— Exercise goal —
The records should be written out in full, with nothing altered.

= = = =

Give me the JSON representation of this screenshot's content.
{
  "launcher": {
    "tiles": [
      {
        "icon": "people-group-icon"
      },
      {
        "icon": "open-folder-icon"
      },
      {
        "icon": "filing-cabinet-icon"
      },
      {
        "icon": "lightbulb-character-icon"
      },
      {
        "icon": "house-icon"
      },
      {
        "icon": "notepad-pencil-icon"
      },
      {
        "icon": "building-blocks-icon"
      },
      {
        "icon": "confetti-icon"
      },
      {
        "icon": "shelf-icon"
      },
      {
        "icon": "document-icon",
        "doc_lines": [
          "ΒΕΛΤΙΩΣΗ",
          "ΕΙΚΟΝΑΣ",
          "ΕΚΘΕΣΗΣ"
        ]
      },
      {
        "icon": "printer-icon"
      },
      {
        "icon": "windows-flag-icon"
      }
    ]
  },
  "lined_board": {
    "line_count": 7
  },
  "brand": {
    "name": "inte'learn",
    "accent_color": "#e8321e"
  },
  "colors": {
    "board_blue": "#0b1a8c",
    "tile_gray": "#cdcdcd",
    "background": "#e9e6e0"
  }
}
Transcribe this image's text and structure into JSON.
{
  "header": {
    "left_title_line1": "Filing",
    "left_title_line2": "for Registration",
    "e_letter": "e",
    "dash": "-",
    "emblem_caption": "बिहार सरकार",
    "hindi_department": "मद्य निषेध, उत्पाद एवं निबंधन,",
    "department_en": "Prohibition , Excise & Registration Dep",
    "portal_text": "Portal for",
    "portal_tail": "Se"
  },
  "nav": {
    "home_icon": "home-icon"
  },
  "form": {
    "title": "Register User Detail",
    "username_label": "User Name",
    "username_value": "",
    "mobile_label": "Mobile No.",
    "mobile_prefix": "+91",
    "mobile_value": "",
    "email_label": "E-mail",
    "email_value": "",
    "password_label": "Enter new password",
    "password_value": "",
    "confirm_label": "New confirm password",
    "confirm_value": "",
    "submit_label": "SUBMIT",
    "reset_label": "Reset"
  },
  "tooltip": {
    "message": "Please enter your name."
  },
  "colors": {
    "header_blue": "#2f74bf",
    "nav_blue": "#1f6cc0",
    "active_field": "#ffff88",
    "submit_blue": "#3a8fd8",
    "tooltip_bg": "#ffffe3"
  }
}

= = = =

— Solution —
Give me the JSON representation of this screenshot's content.
{
  "launcher": {
    "tiles": [
      {
        "icon": "people-group-icon"
      },
      {
        "icon": "open-folder-icon"
      },
      {
        "icon": "filing-cabinet-icon"
      },
      {
        "icon": "lightbulb-character-icon"
      },
      {
        "icon": "house-icon"
      },
      {
        "icon": "notepad-pencil-icon"
      },
      {
        "icon": "building-blocks-icon"
      },
      {
        "icon": "confetti-icon"
      },
      {
        "icon": "shelf-icon"
      },
      {
        "icon": "document-icon",
        "doc_lines": [
          "ΒΕΛΤΙΩΣΗ",
          "ΕΙΚΟΝΑΣ",
          "ΕΚΘΕΣΗΣ"
        ]
      },
      {
        "icon": "printer-icon"
      },
      {
        "icon": "windows-flag-icon"
      }
    ]
  },
  "lined_board": {
    "line_count": 7
  },
  "brand": {
    "name": "inte'learn",
    "accent_color": "#e8321e"
  },
  "colors": {
    "board_blue": "#0b1a8c",
    "tile_gray": "#cdcdcd",
    "background": "#e9e6e0"
  }
}
Transcribe this image's text and structure into JSON.
{
  "header": {
    "left_title_line1": "Filing",
    "left_title_line2": "for Registration",
    "e_letter": "e",
    "dash": "-",
    "emblem_caption": "बिहार सरकार",
    "hindi_department": "मद्य निषेध, उत्पाद एवं निबंधन,",
    "department_en": "Prohibition , Excise & Registration Dep",
    "portal_text": "Portal for",
    "portal_tail": "Se"
  },
  "nav": {
    "home_icon": "home-icon"
  },
  "form": {
    "title": "Register User Detail",
    "username_label": "User Name",
    "username_value": "",
    "mobile_label": "Mobile No.",
    "mobile_prefix": "+91",
    "mobile_value": "",
    "email_label": "E-mail",
    "email_value": "",
    "password_label": "Enter new password",
    "password_value": "",
    "confirm_label": "New confirm password",
    "confirm_value": "",
    "submit_label": "SUBMIT",
    "reset_label": "Reset"
  },
  "tooltip": {
    "message": "Please enter your name."
  },
  "colors": {
    "header_blue": "#2f74bf",
    "nav_blue": "#1f6cc0",
    "active_field": "#ffff88",
    "submit_blue": "#3a8fd8",
    "tooltip_bg": "#ffffe3"
  }
}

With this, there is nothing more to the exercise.